[Some records]
· · · ·
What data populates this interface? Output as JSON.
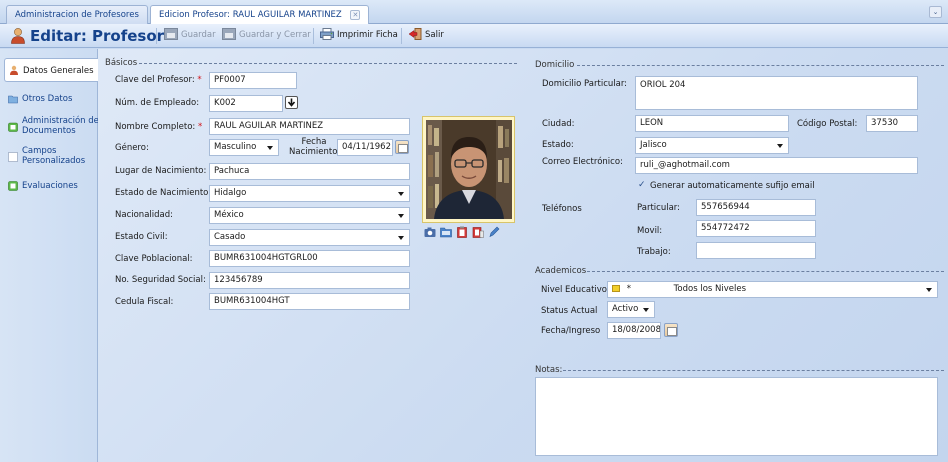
{
  "tabs": [
    {
      "label": "Administracion de Profesores",
      "active": false
    },
    {
      "label": "Edicion Profesor: RAUL AGUILAR MARTINEZ",
      "active": true
    }
  ],
  "toolbar": {
    "title": "Editar: Profesor",
    "save_label": "Guardar",
    "save_close_label": "Guardar y Cerrar",
    "print_label": "Imprimir Ficha",
    "exit_label": "Salir"
  },
  "sidebar": {
    "items": [
      {
        "label": "Datos Generales",
        "icon": "user-icon",
        "active": true
      },
      {
        "label": "Otros Datos",
        "icon": "folder-icon",
        "active": false
      },
      {
        "label": "Administración de Documentos",
        "label_line1": "Administración de",
        "label_line2": "Documentos",
        "icon": "documents-icon",
        "active": false
      },
      {
        "label": "Campos Personalizados",
        "label_line1": "Campos",
        "label_line2": "Personalizados",
        "icon": "custom-fields-icon",
        "active": false
      },
      {
        "label": "Evaluaciones",
        "icon": "evaluation-icon",
        "active": false
      }
    ]
  },
  "basicos": {
    "section_title": "Básicos",
    "clave_profesor": {
      "label": "Clave del Profesor:",
      "required": "*",
      "value": "PF0007"
    },
    "num_empleado": {
      "label": "Núm. de Empleado:",
      "value": "K002"
    },
    "nombre_completo": {
      "label": "Nombre Completo:",
      "required": "*",
      "value": "RAUL AGUILAR MARTINEZ"
    },
    "genero": {
      "label": "Género:",
      "value": "Masculino"
    },
    "fecha_nacimiento": {
      "label_line1": "Fecha",
      "label_line2": "Nacimiento:",
      "value": "04/11/1962"
    },
    "lugar_nacimiento": {
      "label": "Lugar de Nacimiento:",
      "value": "Pachuca"
    },
    "estado_nacimiento": {
      "label": "Estado de Nacimiento:",
      "value": "Hidalgo"
    },
    "nacionalidad": {
      "label": "Nacionalidad:",
      "value": "México"
    },
    "estado_civil": {
      "label": "Estado Civil:",
      "value": "Casado"
    },
    "clave_poblacional": {
      "label": "Clave Poblacional:",
      "value": "BUMR631004HGTGRL00"
    },
    "seguridad_social": {
      "label": "No. Seguridad Social:",
      "value": "123456789"
    },
    "cedula_fiscal": {
      "label": "Cedula Fiscal:",
      "value": "BUMR631004HGT"
    }
  },
  "domicilio": {
    "section_title": "Domicilio",
    "domicilio_particular": {
      "label": "Domicilio Particular:",
      "value": "ORIOL  204"
    },
    "ciudad": {
      "label": "Ciudad:",
      "value": "LEON"
    },
    "codigo_postal": {
      "label": "Código Postal:",
      "value": "37530"
    },
    "estado": {
      "label": "Estado:",
      "value": "Jalisco"
    },
    "correo": {
      "label": "Correo Electrónico:",
      "value": "ruli_@aghotmail.com"
    },
    "generar_sufijo": {
      "label": "Generar automaticamente sufijo email",
      "checked": true
    },
    "telefonos": {
      "label": "Teléfonos",
      "particular": {
        "label": "Particular:",
        "value": "557656944"
      },
      "movil": {
        "label": "Movil:",
        "value": "554772472"
      },
      "trabajo": {
        "label": "Trabajo:",
        "value": ""
      }
    }
  },
  "academicos": {
    "section_title": "Academicos",
    "nivel_educativo": {
      "label": "Nivel Educativo:",
      "marker": "*",
      "value": "Todos los Niveles"
    },
    "status_actual": {
      "label": "Status Actual",
      "value": "Activo"
    },
    "fecha_ingreso": {
      "label": "Fecha/Ingreso",
      "value": "18/08/2008"
    }
  },
  "notas": {
    "section_title": "Notas:",
    "value": ""
  },
  "colors": {
    "accent": "#15428b",
    "required": "#d2141a",
    "background": "#c9daf1"
  }
}
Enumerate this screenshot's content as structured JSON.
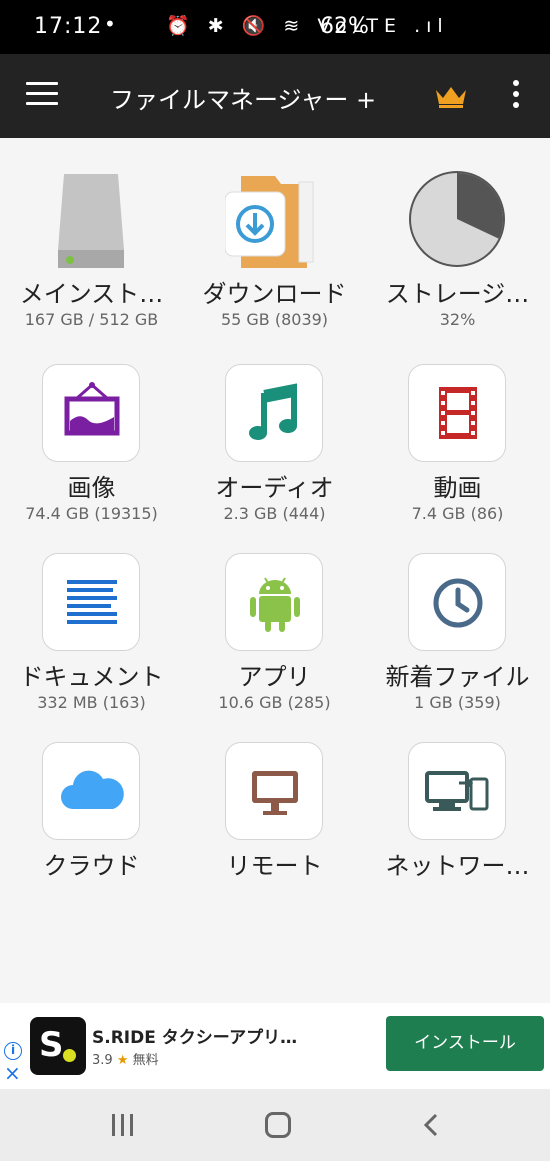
{
  "status": {
    "time": "17:12",
    "dot": "•",
    "icons": "⏰ ✱ 🔇 ≋ VoLTE .ıl",
    "battery": "62%"
  },
  "app": {
    "title": "ファイルマネージャー +"
  },
  "tiles": [
    {
      "label": "メインスト…",
      "sub": "167 GB / 512 GB"
    },
    {
      "label": "ダウンロード",
      "sub": "55 GB (8039)"
    },
    {
      "label": "ストレージ…",
      "sub": "32%"
    },
    {
      "label": "画像",
      "sub": "74.4 GB (19315)"
    },
    {
      "label": "オーディオ",
      "sub": "2.3 GB (444)"
    },
    {
      "label": "動画",
      "sub": "7.4 GB (86)"
    },
    {
      "label": "ドキュメント",
      "sub": "332 MB (163)"
    },
    {
      "label": "アプリ",
      "sub": "10.6 GB (285)"
    },
    {
      "label": "新着ファイル",
      "sub": "1 GB (359)"
    },
    {
      "label": "クラウド",
      "sub": ""
    },
    {
      "label": "リモート",
      "sub": ""
    },
    {
      "label": "ネットワー…",
      "sub": ""
    }
  ],
  "storage_usage_percent": 32,
  "ad": {
    "logo_letter": "S",
    "app_name": "S.RIDE タクシーアプリ…",
    "rating": "3.9",
    "star": "★",
    "price": "無料",
    "install": "インストール",
    "info": "i",
    "close": "×"
  },
  "colors": {
    "appbar": "#232323",
    "crown": "#f0a020",
    "install": "#1e7e4f",
    "image": "#7b1fa2",
    "audio": "#1a8f7a",
    "video": "#c62828",
    "doc": "#1e6fd0",
    "android": "#8bc34a",
    "clock": "#4a6a8a",
    "cloud": "#42a5f5",
    "remote": "#8d5a4a",
    "network": "#3a5a5a"
  }
}
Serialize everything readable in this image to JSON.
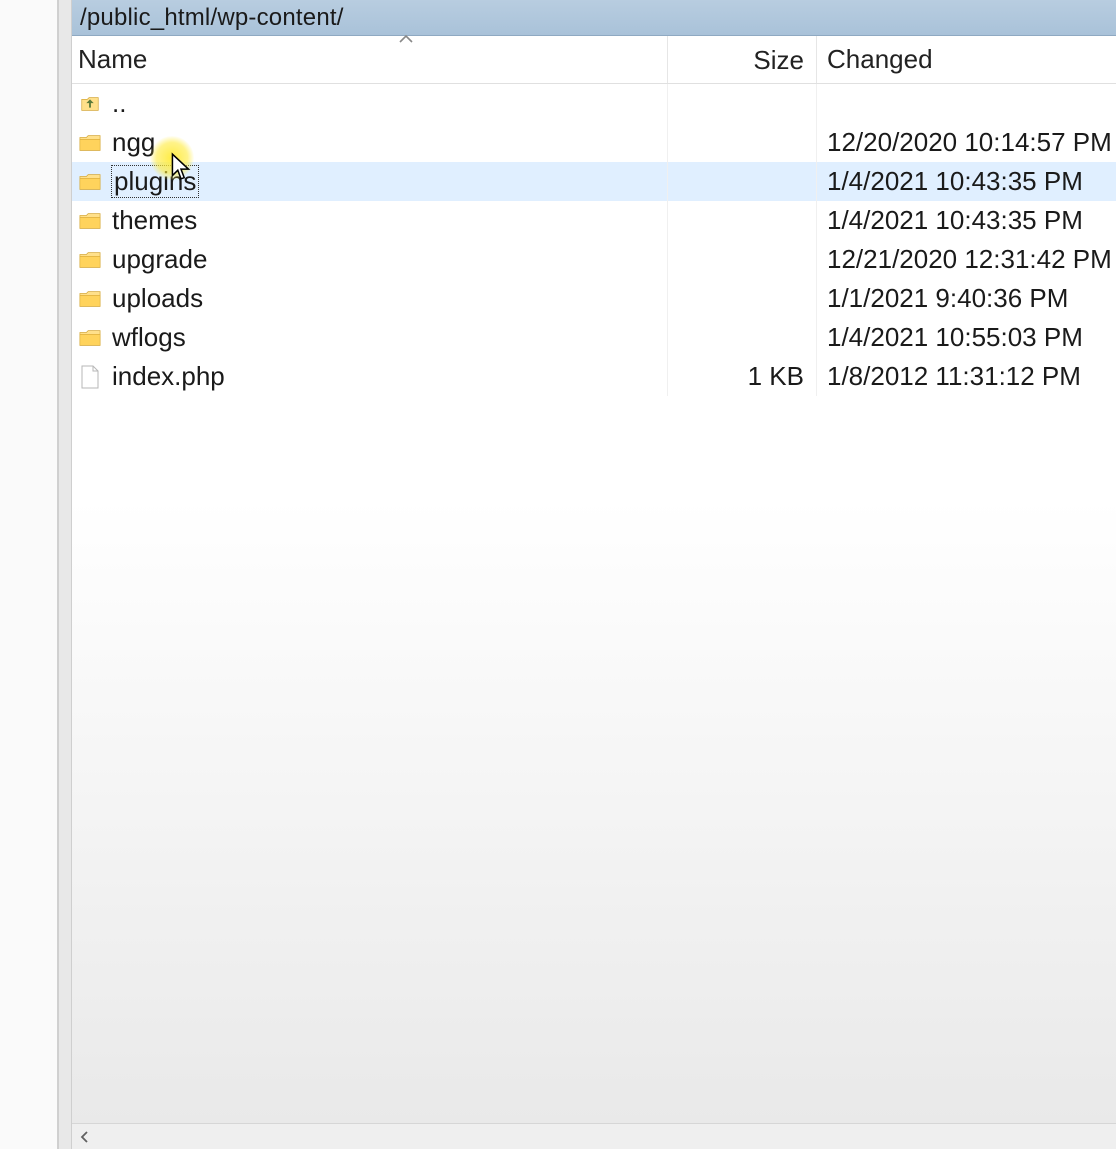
{
  "path": "/public_html/wp-content/",
  "columns": {
    "name": "Name",
    "size": "Size",
    "changed": "Changed"
  },
  "parent_label": "..",
  "rows": [
    {
      "type": "folder",
      "name": "ngg",
      "size": "",
      "changed": "12/20/2020 10:14:57 PM",
      "selected": false
    },
    {
      "type": "folder",
      "name": "plugins",
      "size": "",
      "changed": "1/4/2021 10:43:35 PM",
      "selected": true
    },
    {
      "type": "folder",
      "name": "themes",
      "size": "",
      "changed": "1/4/2021 10:43:35 PM",
      "selected": false
    },
    {
      "type": "folder",
      "name": "upgrade",
      "size": "",
      "changed": "12/21/2020 12:31:42 PM",
      "selected": false
    },
    {
      "type": "folder",
      "name": "uploads",
      "size": "",
      "changed": "1/1/2021 9:40:36 PM",
      "selected": false
    },
    {
      "type": "folder",
      "name": "wflogs",
      "size": "",
      "changed": "1/4/2021 10:55:03 PM",
      "selected": false
    },
    {
      "type": "file",
      "name": "index.php",
      "size": "1 KB",
      "changed": "1/8/2012 11:31:12 PM",
      "selected": false
    }
  ]
}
· · · ·
▶ EXERCISE AIM: Only a number is wanted: how many lines contain the word "Campos"?

▶ WRITTEN ANSWER: 2